AIM OF THE TASK: Copy out each line of the material below that holds the string "المحافظة".

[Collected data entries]

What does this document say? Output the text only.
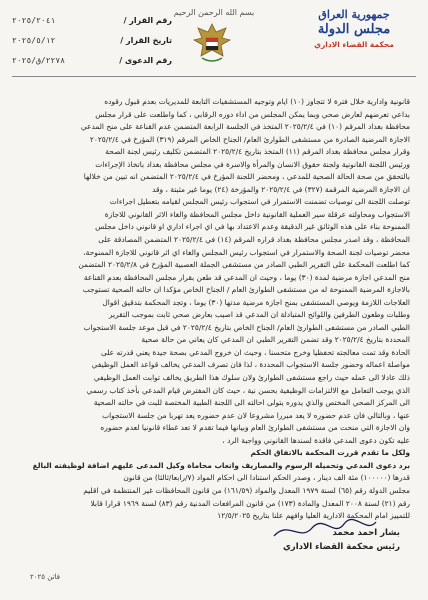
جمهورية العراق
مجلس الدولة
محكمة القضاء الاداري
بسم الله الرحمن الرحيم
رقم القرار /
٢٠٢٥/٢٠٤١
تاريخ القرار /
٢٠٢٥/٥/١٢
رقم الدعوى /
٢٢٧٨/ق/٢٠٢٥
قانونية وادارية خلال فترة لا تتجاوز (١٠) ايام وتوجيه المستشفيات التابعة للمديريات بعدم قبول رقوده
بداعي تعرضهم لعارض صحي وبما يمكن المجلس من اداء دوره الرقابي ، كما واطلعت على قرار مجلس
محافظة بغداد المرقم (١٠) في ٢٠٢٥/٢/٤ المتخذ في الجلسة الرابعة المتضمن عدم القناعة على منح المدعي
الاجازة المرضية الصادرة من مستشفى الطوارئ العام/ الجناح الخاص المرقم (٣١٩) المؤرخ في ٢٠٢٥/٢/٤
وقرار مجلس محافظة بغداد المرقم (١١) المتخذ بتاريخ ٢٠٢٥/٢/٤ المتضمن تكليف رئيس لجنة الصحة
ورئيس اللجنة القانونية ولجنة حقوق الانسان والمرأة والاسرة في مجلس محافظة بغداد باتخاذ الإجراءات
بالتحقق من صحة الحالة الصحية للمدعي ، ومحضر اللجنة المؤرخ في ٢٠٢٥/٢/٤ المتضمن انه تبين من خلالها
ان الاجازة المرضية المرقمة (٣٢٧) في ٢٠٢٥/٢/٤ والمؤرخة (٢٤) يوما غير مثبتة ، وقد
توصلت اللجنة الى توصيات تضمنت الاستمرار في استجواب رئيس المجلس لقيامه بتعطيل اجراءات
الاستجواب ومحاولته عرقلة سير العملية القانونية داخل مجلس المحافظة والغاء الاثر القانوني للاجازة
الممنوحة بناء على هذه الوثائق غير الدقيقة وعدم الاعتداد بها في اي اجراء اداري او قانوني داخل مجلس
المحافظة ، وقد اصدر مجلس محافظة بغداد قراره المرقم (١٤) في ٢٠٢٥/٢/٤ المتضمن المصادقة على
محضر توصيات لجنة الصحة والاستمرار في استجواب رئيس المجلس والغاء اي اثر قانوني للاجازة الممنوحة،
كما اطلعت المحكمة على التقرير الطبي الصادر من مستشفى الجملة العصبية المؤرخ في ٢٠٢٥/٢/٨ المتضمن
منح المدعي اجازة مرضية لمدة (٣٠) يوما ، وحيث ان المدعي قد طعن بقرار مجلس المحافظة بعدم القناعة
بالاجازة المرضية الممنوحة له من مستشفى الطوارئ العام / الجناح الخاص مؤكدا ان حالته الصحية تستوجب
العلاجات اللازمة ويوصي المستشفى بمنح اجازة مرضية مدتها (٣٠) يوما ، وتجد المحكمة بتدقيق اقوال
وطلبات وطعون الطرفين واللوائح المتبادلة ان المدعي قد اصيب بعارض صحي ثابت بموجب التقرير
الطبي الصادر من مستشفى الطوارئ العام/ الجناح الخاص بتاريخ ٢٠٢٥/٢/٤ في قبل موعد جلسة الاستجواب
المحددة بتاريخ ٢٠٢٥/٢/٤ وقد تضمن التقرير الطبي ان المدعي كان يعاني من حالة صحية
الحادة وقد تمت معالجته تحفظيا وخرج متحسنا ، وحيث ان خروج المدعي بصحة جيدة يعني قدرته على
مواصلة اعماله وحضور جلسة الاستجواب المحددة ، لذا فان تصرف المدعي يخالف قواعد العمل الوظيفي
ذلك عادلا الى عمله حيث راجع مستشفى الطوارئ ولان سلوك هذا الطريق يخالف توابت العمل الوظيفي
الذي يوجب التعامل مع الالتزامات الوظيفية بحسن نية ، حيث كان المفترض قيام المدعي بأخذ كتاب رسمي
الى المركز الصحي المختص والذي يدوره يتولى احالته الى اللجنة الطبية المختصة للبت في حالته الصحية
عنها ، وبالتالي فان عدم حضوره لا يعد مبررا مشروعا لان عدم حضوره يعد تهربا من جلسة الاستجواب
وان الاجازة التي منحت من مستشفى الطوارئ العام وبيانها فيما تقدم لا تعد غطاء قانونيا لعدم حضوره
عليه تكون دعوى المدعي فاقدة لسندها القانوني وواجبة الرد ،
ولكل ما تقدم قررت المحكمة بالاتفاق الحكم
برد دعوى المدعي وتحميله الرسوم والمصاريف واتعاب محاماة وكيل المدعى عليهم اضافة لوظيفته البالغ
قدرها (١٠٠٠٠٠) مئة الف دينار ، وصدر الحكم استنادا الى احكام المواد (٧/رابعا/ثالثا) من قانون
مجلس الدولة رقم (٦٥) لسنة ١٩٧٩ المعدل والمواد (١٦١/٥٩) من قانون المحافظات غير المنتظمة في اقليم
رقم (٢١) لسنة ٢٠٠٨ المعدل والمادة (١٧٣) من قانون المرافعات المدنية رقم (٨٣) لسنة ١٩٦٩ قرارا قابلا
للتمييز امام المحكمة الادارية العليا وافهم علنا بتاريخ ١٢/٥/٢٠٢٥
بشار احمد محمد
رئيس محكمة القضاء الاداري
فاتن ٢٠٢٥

* * *

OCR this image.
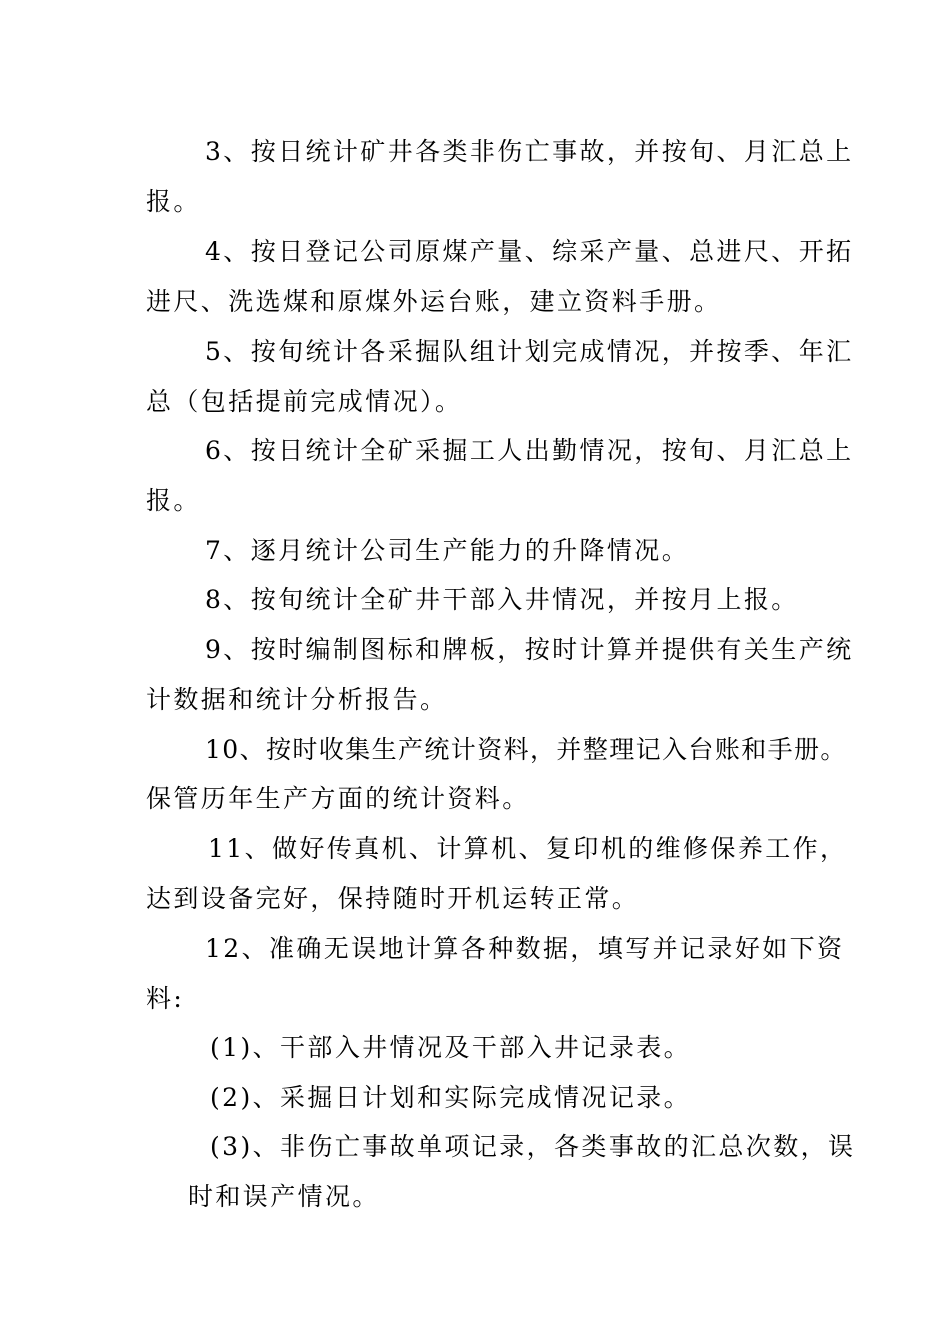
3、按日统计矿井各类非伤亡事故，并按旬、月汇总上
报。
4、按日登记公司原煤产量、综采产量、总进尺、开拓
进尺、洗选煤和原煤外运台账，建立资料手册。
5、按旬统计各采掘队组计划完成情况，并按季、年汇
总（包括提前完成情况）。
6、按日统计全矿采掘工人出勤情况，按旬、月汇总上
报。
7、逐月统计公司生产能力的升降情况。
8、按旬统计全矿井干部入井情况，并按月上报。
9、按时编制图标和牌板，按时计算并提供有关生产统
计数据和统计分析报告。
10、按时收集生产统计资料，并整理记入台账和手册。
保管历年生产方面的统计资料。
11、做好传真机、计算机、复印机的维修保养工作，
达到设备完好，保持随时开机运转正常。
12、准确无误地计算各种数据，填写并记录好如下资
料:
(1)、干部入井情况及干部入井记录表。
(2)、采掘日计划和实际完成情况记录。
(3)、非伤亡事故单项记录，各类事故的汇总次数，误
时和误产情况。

RESPONSE:
الاستجواب ومحاولته عرقلة سير العملية القانونية داخل مجلس المحافظة والغاء الاثر القانوني للاجازة
المحافظة ، وقد اصدر مجلس محافظة بغداد قراره المرقم (١٤) في ٢٠٢٥/٢/٤ المتضمن المصادقة على
منح المدعي اجازة مرضية لمدة (٣٠) يوما ، وحيث ان المدعي قد طعن بقرار مجلس المحافظة بعدم القناعة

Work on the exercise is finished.